GIVEN TASK -
Reproduce each line of the listing exactly.
* begin SOURCE MATERIAL *
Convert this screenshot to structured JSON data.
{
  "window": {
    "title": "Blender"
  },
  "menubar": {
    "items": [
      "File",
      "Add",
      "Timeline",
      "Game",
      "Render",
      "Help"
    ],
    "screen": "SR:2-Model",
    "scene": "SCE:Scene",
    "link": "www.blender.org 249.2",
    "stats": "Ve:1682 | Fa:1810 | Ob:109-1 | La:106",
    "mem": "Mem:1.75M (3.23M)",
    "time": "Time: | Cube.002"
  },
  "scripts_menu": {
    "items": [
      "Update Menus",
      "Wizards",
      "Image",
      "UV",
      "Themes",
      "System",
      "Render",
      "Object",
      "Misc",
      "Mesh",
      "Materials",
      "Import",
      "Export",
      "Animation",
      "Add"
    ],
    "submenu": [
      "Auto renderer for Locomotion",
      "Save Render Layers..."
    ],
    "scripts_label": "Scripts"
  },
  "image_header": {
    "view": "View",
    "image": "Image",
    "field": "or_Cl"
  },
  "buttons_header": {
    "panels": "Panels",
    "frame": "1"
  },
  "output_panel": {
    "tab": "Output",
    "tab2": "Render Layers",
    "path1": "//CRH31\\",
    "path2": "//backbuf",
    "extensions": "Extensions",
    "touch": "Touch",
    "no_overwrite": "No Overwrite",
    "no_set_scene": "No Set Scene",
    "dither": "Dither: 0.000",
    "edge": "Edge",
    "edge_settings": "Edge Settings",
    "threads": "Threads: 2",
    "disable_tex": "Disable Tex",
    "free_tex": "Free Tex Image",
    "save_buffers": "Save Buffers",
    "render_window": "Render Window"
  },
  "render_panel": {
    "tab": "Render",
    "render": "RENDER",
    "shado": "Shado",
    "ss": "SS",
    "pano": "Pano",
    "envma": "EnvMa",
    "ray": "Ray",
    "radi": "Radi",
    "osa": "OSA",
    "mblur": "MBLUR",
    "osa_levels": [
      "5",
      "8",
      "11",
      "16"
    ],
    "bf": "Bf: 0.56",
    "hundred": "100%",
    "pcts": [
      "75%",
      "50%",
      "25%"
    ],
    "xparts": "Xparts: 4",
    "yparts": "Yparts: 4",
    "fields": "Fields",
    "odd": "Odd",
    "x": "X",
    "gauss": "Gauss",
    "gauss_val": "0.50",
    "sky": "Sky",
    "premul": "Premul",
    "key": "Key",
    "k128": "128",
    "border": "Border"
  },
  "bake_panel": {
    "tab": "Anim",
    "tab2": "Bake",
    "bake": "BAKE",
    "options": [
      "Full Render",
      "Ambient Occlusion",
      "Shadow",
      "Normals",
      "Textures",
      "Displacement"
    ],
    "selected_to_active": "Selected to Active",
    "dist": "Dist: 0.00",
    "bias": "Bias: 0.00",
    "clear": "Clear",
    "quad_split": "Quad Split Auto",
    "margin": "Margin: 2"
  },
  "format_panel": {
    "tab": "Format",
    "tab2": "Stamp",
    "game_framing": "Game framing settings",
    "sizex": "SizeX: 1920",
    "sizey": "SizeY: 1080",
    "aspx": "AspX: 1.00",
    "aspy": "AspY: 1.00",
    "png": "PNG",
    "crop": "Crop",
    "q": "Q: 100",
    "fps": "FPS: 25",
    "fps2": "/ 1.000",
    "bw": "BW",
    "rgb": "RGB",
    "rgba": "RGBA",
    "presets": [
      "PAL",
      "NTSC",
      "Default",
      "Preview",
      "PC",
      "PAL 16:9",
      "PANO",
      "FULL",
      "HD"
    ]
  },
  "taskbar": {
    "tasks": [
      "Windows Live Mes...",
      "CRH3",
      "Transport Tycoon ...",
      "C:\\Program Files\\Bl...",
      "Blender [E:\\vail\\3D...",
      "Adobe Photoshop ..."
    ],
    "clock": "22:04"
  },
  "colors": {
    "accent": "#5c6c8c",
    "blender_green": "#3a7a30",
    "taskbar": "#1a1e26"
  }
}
* end SOURCE MATERIAL *
RESPONSE TO THE TASK -
Convert this screenshot to structured JSON data.
{
  "window": {
    "title": "Blender"
  },
  "menubar": {
    "items": [
      "File",
      "Add",
      "Timeline",
      "Game",
      "Render",
      "Help"
    ],
    "screen": "SR:2-Model",
    "scene": "SCE:Scene",
    "link": "www.blender.org 249.2",
    "stats": "Ve:1682 | Fa:1810 | Ob:109-1 | La:106",
    "mem": "Mem:1.75M (3.23M)",
    "time": "Time: | Cube.002"
  },
  "scripts_menu": {
    "items": [
      "Update Menus",
      "Wizards",
      "Image",
      "UV",
      "Themes",
      "System",
      "Render",
      "Object",
      "Misc",
      "Mesh",
      "Materials",
      "Import",
      "Export",
      "Animation",
      "Add"
    ],
    "submenu": [
      "Auto renderer for Locomotion",
      "Save Render Layers..."
    ],
    "scripts_label": "Scripts"
  },
  "image_header": {
    "view": "View",
    "image": "Image",
    "field": "or_Cl"
  },
  "buttons_header": {
    "panels": "Panels",
    "frame": "1"
  },
  "output_panel": {
    "tab": "Output",
    "tab2": "Render Layers",
    "path1": "//CRH31\\",
    "path2": "//backbuf",
    "extensions": "Extensions",
    "touch": "Touch",
    "no_overwrite": "No Overwrite",
    "no_set_scene": "No Set Scene",
    "dither": "Dither: 0.000",
    "edge": "Edge",
    "edge_settings": "Edge Settings",
    "threads": "Threads: 2",
    "disable_tex": "Disable Tex",
    "free_tex": "Free Tex Image",
    "save_buffers": "Save Buffers",
    "render_window": "Render Window"
  },
  "render_panel": {
    "tab": "Render",
    "render": "RENDER",
    "shado": "Shado",
    "ss": "SS",
    "pano": "Pano",
    "envma": "EnvMa",
    "ray": "Ray",
    "radi": "Radi",
    "osa": "OSA",
    "mblur": "MBLUR",
    "osa_levels": [
      "5",
      "8",
      "11",
      "16"
    ],
    "bf": "Bf: 0.56",
    "hundred": "100%",
    "pcts": [
      "75%",
      "50%",
      "25%"
    ],
    "xparts": "Xparts: 4",
    "yparts": "Yparts: 4",
    "fields": "Fields",
    "odd": "Odd",
    "x": "X",
    "gauss": "Gauss",
    "gauss_val": "0.50",
    "sky": "Sky",
    "premul": "Premul",
    "key": "Key",
    "k128": "128",
    "border": "Border"
  },
  "bake_panel": {
    "tab": "Anim",
    "tab2": "Bake",
    "bake": "BAKE",
    "options": [
      "Full Render",
      "Ambient Occlusion",
      "Shadow",
      "Normals",
      "Textures",
      "Displacement"
    ],
    "selected_to_active": "Selected to Active",
    "dist": "Dist: 0.00",
    "bias": "Bias: 0.00",
    "clear": "Clear",
    "quad_split": "Quad Split Auto",
    "margin": "Margin: 2"
  },
  "format_panel": {
    "tab": "Format",
    "tab2": "Stamp",
    "game_framing": "Game framing settings",
    "sizex": "SizeX: 1920",
    "sizey": "SizeY: 1080",
    "aspx": "AspX: 1.00",
    "aspy": "AspY: 1.00",
    "png": "PNG",
    "crop": "Crop",
    "q": "Q: 100",
    "fps": "FPS: 25",
    "fps2": "/ 1.000",
    "bw": "BW",
    "rgb": "RGB",
    "rgba": "RGBA",
    "presets": [
      "PAL",
      "NTSC",
      "Default",
      "Preview",
      "PC",
      "PAL 16:9",
      "PANO",
      "FULL",
      "HD"
    ]
  },
  "taskbar": {
    "tasks": [
      "Windows Live Mes...",
      "CRH3",
      "Transport Tycoon ...",
      "C:\\Program Files\\Bl...",
      "Blender [E:\\vail\\3D...",
      "Adobe Photoshop ..."
    ],
    "clock": "22:04"
  },
  "colors": {
    "accent": "#5c6c8c",
    "blender_green": "#3a7a30",
    "taskbar": "#1a1e26"
  }
}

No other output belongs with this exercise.